----- INFORMATION SUPPLIED
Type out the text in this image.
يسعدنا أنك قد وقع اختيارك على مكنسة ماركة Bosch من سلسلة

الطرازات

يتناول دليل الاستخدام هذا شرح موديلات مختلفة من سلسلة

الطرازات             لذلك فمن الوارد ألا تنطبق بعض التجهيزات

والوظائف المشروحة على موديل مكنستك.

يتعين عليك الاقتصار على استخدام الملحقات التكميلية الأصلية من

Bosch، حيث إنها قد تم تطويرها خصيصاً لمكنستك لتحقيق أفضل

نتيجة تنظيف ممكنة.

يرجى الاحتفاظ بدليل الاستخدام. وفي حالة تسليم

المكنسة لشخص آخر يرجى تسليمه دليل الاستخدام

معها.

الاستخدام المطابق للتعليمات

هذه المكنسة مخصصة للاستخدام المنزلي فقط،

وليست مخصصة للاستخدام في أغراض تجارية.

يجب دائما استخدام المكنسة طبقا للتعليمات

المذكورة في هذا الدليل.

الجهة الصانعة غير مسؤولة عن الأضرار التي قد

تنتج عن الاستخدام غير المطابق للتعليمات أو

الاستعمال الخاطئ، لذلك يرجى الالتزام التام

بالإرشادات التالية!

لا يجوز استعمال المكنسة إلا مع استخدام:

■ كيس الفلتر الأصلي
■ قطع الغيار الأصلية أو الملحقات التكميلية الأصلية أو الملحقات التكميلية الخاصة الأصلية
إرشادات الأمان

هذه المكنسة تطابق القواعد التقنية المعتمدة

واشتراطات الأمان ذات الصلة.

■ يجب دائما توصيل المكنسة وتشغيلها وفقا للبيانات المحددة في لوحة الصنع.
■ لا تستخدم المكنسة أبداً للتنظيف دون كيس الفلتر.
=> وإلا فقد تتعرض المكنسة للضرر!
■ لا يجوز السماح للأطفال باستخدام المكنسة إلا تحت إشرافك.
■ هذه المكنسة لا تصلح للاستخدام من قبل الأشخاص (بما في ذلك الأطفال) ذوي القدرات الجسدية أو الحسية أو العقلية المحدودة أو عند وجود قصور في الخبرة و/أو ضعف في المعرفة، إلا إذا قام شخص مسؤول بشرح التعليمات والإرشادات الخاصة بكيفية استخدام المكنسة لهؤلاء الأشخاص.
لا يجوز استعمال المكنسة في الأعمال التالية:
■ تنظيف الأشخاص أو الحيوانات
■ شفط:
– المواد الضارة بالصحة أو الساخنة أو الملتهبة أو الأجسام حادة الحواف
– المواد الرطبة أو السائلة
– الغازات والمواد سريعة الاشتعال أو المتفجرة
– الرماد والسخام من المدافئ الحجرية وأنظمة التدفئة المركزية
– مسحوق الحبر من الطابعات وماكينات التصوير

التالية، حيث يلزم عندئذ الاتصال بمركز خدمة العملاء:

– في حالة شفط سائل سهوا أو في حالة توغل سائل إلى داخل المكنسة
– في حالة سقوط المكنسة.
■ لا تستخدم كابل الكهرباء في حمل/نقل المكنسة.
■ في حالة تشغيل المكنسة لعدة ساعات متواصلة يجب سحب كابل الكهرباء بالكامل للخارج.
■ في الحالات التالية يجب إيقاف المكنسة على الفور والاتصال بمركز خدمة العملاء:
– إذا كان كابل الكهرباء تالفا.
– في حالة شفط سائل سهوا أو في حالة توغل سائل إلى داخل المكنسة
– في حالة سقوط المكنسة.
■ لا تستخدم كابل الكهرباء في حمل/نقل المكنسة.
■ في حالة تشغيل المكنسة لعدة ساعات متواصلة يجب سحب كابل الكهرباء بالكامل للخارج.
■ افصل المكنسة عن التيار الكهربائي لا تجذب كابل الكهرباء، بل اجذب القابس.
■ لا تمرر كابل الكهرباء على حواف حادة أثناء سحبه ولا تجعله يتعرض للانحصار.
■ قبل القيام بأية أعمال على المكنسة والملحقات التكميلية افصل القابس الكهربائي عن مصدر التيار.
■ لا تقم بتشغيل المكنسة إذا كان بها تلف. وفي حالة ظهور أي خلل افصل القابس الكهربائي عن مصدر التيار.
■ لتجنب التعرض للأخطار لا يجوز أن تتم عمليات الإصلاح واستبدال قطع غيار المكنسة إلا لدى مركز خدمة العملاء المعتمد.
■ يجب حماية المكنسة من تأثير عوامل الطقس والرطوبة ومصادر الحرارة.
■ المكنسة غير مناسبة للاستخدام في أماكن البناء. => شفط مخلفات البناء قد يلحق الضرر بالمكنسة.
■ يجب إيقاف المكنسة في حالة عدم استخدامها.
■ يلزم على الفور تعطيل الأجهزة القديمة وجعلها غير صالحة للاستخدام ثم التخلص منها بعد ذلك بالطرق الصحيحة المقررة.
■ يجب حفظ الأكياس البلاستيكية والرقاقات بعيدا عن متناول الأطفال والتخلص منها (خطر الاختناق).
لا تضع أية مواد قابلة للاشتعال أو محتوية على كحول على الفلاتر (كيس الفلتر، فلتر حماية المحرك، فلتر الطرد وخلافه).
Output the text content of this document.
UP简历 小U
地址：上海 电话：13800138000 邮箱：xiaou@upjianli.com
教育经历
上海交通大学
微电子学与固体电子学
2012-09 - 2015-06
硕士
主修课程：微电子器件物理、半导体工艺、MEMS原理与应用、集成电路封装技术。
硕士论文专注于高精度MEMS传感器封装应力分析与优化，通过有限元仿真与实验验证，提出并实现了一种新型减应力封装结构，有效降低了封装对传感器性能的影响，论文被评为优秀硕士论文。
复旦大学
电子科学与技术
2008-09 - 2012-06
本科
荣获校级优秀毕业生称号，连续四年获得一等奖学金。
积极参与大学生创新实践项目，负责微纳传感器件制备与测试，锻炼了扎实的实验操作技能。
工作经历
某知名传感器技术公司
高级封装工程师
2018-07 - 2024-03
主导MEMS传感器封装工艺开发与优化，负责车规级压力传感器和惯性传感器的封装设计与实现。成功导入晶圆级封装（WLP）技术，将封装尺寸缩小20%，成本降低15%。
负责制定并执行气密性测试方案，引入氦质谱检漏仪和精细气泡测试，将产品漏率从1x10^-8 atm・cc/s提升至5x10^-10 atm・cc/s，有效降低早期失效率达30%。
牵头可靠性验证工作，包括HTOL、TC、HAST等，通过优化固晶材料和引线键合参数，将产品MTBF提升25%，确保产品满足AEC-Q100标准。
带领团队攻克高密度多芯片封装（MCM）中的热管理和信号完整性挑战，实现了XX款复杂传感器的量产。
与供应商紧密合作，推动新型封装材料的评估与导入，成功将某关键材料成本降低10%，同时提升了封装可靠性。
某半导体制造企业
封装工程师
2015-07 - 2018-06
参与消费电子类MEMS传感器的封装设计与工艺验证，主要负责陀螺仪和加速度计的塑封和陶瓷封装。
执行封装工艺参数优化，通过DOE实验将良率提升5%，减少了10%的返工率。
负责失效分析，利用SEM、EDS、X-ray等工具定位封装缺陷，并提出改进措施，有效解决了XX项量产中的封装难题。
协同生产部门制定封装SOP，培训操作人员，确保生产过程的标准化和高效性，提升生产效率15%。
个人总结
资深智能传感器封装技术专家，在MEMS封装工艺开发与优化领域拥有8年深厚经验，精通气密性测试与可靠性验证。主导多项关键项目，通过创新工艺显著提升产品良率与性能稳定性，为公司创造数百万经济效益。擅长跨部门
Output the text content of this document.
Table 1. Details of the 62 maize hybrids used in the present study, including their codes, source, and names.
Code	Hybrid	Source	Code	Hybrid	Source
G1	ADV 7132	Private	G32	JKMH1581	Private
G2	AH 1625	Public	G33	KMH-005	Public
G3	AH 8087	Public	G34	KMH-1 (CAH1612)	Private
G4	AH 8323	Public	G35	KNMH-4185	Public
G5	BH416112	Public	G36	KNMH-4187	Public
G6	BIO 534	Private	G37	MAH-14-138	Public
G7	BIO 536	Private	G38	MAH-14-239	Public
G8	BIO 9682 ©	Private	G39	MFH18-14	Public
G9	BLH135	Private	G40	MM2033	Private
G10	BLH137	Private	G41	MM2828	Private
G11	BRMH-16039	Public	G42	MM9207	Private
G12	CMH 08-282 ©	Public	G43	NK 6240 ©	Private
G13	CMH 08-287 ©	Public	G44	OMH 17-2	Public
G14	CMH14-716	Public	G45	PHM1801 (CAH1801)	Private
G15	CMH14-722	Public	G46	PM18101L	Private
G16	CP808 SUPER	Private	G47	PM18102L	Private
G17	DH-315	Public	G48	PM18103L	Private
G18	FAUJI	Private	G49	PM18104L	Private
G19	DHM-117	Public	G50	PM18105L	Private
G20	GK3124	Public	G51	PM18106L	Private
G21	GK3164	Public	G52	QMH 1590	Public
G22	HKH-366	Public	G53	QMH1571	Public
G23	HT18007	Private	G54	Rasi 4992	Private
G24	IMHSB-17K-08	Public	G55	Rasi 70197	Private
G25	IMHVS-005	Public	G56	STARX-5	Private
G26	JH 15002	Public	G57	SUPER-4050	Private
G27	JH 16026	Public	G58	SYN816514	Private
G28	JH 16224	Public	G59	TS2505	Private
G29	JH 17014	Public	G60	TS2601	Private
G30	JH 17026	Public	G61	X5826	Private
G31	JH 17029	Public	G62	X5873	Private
----------
From the listing above, copy out each line where the word "القابس" appears.

__WRITTEN REPLY__:
■ افصل المكنسة عن التيار الكهربائي لا تجذب كابل الكهرباء، بل اجذب القابس.
■ قبل القيام بأية أعمال على المكنسة والملحقات التكميلية افصل القابس الكهربائي عن مصدر التيار.
■ لا تقم بتشغيل المكنسة إذا كان بها تلف. وفي حالة ظهور أي خلل افصل القابس الكهربائي عن مصدر التيار.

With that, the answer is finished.